## [TASK DIRECTIONS]
Find every line below that contains the word "勝トレード" and copy it out.

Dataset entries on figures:
++++++++

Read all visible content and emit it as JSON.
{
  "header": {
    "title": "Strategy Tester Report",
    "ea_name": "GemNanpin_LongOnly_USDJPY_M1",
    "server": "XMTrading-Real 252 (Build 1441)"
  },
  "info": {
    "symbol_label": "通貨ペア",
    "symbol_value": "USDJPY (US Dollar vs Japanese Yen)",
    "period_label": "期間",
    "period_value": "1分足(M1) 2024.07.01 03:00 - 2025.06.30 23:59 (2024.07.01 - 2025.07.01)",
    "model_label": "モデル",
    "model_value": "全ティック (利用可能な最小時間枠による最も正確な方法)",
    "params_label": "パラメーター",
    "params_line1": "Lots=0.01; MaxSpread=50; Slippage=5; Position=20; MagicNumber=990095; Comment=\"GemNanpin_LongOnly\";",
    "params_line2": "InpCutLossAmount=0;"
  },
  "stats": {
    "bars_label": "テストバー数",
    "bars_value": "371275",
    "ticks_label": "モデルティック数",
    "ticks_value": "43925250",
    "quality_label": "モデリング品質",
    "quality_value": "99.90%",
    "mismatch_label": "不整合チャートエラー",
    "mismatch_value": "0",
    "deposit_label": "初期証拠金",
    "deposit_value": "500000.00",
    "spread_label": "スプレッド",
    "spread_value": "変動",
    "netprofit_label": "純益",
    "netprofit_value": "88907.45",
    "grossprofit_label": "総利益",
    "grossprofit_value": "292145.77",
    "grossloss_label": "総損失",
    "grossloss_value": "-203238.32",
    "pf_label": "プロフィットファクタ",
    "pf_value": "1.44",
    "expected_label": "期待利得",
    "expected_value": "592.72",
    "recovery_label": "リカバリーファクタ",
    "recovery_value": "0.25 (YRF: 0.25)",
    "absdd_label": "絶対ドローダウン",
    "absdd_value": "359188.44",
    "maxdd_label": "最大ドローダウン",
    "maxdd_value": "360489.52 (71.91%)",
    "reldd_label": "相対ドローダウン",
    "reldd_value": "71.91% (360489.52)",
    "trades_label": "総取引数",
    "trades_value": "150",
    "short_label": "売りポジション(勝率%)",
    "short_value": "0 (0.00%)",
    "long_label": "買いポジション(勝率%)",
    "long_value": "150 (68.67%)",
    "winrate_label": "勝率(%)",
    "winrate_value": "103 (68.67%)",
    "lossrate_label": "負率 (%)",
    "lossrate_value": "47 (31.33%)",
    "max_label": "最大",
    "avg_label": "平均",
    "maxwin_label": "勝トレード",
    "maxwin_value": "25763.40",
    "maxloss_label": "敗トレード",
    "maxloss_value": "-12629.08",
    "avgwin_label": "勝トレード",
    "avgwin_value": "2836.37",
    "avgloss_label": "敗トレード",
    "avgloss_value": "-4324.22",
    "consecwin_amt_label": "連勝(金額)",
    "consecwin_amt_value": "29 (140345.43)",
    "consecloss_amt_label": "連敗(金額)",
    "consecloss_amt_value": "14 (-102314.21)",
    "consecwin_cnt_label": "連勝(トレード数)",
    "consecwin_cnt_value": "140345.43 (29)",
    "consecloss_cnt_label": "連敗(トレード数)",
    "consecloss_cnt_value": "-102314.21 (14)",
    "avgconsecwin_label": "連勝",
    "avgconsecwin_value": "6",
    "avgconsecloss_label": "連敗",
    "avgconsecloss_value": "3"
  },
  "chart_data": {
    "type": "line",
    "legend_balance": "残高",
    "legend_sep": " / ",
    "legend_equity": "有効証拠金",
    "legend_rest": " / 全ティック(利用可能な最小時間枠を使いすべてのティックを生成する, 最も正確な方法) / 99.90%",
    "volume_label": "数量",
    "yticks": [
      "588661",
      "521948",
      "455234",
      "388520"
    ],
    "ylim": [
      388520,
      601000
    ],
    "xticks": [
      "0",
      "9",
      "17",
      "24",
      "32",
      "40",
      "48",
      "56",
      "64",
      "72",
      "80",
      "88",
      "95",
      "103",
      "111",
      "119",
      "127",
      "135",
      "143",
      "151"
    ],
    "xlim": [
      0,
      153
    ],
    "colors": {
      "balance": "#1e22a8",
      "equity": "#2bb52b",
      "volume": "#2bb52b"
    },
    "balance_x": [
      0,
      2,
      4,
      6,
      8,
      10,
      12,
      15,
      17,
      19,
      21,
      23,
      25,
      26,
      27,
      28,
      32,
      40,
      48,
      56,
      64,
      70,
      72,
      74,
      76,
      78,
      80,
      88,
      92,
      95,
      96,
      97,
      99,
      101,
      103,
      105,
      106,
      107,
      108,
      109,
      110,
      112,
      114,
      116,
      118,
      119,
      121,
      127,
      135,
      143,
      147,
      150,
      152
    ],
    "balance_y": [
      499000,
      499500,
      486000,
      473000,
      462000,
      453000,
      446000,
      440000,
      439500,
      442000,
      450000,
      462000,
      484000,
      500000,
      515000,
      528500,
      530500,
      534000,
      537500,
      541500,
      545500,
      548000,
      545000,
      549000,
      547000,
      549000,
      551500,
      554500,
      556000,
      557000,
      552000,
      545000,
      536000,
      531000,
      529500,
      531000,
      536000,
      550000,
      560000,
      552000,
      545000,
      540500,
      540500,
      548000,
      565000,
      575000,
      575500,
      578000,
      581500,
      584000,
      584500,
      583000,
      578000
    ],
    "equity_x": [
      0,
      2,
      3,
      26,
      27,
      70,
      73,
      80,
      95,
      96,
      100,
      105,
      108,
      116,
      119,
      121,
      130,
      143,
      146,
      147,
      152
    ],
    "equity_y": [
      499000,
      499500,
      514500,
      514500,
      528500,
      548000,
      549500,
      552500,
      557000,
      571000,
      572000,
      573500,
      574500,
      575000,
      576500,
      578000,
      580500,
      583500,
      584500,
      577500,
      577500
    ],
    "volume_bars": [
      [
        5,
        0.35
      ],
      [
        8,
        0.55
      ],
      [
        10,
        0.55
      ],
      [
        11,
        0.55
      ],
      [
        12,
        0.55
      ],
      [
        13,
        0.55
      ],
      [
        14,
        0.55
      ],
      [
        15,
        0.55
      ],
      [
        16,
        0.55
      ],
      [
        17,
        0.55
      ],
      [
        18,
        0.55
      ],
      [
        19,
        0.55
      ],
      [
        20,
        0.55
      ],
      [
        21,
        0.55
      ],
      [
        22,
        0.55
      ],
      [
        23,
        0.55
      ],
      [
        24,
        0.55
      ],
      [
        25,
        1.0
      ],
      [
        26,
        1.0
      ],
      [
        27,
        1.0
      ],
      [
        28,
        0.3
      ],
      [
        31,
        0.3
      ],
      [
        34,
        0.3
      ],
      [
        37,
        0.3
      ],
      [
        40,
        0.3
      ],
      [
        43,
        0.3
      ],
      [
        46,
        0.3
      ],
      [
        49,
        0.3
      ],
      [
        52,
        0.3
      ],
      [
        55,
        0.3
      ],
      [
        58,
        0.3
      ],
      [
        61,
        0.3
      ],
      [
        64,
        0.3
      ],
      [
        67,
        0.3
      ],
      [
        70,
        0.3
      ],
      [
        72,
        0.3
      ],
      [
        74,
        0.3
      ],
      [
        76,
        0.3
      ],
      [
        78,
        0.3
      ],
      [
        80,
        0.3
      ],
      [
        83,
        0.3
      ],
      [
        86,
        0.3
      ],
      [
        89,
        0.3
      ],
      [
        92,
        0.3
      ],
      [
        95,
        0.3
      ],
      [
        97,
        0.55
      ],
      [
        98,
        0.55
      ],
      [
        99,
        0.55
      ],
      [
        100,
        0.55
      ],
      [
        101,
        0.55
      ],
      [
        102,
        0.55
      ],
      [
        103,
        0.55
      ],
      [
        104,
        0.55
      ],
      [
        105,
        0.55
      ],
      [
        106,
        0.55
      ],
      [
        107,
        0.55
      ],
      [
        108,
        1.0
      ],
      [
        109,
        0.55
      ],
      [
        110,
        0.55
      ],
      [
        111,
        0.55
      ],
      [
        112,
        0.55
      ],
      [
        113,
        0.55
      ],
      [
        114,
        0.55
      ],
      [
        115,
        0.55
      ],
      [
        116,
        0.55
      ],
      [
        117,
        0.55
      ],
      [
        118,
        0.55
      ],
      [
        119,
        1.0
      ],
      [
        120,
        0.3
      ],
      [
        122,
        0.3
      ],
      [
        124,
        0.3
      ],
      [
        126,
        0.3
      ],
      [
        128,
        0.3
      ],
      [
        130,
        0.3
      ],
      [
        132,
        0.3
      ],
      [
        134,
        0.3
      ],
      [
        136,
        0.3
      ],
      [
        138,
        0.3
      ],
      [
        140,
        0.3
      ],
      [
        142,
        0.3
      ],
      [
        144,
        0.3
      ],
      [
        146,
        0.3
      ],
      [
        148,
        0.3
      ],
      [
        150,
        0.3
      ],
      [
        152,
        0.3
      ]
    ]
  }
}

++++++++

## [EXPECTED ANSWER]
    "maxwin_label": "勝トレード",
    "avgwin_label": "勝トレード",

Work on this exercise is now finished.